◆ Task instructions ◆
Render the items as a numbered list, leaving out any blank lines. Begin with the first line of the items and end after the line that contains "label-igec-1997-2000: IGEC 1997-2000".

##### Available records #####

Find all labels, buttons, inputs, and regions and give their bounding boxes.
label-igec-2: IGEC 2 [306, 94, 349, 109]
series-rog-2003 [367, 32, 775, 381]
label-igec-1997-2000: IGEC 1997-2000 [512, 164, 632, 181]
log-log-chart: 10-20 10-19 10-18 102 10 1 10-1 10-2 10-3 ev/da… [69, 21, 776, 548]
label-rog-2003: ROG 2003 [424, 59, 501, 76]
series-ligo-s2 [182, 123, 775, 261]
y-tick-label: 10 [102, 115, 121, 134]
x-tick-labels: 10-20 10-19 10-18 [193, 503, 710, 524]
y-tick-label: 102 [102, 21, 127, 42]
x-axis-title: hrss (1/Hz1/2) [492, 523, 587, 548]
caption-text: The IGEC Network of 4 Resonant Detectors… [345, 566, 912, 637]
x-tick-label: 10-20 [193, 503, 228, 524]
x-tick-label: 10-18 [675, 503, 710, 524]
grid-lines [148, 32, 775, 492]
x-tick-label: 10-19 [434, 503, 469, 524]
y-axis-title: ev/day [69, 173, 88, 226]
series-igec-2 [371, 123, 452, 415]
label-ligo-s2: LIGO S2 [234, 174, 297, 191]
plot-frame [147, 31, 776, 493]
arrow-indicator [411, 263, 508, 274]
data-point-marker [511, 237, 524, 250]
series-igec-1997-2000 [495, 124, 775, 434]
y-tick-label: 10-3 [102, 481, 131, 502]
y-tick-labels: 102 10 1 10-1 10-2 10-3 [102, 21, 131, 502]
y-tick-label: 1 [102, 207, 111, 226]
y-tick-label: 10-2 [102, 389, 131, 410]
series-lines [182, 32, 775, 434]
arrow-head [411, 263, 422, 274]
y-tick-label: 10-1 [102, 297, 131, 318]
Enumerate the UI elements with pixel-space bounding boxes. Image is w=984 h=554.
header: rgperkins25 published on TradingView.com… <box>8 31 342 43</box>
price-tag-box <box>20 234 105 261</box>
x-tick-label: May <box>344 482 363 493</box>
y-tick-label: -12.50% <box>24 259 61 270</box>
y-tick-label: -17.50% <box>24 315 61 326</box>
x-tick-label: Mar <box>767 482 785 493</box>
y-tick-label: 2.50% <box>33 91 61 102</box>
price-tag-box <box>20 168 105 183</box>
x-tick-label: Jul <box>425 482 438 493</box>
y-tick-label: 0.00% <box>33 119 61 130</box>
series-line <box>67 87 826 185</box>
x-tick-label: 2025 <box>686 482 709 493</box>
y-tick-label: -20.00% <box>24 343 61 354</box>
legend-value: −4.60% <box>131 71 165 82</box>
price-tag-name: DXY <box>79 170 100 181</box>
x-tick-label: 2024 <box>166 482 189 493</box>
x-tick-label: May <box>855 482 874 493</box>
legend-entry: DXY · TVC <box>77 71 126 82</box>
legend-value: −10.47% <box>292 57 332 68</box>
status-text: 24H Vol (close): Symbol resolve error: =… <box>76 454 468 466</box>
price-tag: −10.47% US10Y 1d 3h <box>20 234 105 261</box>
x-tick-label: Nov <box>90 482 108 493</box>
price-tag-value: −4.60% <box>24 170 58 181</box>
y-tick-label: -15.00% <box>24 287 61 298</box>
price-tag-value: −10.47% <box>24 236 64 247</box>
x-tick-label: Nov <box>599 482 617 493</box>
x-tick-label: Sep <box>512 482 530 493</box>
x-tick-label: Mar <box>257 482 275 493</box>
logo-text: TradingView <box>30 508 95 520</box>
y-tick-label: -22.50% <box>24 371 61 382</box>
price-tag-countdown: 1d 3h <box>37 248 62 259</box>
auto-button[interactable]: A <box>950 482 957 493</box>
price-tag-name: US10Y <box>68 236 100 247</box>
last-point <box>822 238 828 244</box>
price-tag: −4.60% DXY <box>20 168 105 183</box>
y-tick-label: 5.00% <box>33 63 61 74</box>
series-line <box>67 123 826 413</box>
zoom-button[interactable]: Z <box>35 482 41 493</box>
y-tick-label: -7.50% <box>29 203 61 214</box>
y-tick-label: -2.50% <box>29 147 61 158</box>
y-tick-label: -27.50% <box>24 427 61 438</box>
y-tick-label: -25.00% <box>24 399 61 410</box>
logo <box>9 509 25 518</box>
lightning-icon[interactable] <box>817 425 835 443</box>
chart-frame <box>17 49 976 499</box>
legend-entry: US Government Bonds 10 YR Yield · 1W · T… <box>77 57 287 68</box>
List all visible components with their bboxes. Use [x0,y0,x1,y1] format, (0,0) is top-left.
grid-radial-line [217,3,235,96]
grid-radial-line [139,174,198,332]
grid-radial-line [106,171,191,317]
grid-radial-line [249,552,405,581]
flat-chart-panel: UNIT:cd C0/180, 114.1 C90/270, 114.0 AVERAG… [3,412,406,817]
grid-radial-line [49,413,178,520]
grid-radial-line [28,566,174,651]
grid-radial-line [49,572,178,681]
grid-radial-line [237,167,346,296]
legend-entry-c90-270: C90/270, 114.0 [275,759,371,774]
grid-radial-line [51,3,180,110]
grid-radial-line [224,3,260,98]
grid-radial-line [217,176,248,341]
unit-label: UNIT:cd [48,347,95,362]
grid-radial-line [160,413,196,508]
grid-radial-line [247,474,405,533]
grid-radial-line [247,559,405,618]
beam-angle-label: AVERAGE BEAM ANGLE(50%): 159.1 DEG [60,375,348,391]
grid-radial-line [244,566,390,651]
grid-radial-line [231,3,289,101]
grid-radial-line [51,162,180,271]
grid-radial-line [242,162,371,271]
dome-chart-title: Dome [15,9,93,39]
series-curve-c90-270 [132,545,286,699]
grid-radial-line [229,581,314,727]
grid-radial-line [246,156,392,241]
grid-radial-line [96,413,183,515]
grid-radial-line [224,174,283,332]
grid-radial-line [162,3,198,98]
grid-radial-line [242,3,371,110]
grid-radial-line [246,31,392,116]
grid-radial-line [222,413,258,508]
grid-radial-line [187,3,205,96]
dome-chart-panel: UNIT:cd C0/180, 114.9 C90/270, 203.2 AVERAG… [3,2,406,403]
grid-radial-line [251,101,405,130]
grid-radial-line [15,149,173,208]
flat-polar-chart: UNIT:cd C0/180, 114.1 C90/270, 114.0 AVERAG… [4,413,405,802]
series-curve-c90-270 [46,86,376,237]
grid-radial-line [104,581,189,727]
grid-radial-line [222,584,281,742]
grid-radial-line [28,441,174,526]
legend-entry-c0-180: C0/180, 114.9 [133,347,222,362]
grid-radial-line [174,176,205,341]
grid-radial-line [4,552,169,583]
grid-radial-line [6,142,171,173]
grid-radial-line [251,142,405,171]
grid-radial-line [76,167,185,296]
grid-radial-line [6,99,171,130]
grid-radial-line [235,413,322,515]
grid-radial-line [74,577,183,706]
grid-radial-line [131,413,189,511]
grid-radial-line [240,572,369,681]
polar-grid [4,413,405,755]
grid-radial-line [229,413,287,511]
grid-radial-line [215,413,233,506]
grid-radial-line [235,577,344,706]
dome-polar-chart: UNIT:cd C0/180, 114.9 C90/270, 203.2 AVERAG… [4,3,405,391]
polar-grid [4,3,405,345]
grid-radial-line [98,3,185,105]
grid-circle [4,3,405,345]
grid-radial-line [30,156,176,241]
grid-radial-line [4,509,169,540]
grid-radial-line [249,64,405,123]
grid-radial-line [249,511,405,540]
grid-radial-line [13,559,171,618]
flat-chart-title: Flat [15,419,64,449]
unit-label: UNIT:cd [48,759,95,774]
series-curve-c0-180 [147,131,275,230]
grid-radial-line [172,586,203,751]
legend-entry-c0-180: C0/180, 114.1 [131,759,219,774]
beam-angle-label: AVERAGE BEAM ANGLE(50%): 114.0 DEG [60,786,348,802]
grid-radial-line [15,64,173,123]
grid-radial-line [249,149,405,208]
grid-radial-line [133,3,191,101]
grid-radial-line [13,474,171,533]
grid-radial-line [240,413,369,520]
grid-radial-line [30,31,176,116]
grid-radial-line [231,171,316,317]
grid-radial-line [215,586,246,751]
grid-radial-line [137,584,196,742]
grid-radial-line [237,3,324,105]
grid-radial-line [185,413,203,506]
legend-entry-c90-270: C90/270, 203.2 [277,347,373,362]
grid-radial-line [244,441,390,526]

#####

◆ Written solution ◆
1. Find all labels, buttons, inputs, and regions and give their bounding boxes.
2. label-igec-2: IGEC 2 [306, 94, 349, 109]
3. series-rog-2003 [367, 32, 775, 381]
4. label-igec-1997-2000: IGEC 1997-2000 [512, 164, 632, 181]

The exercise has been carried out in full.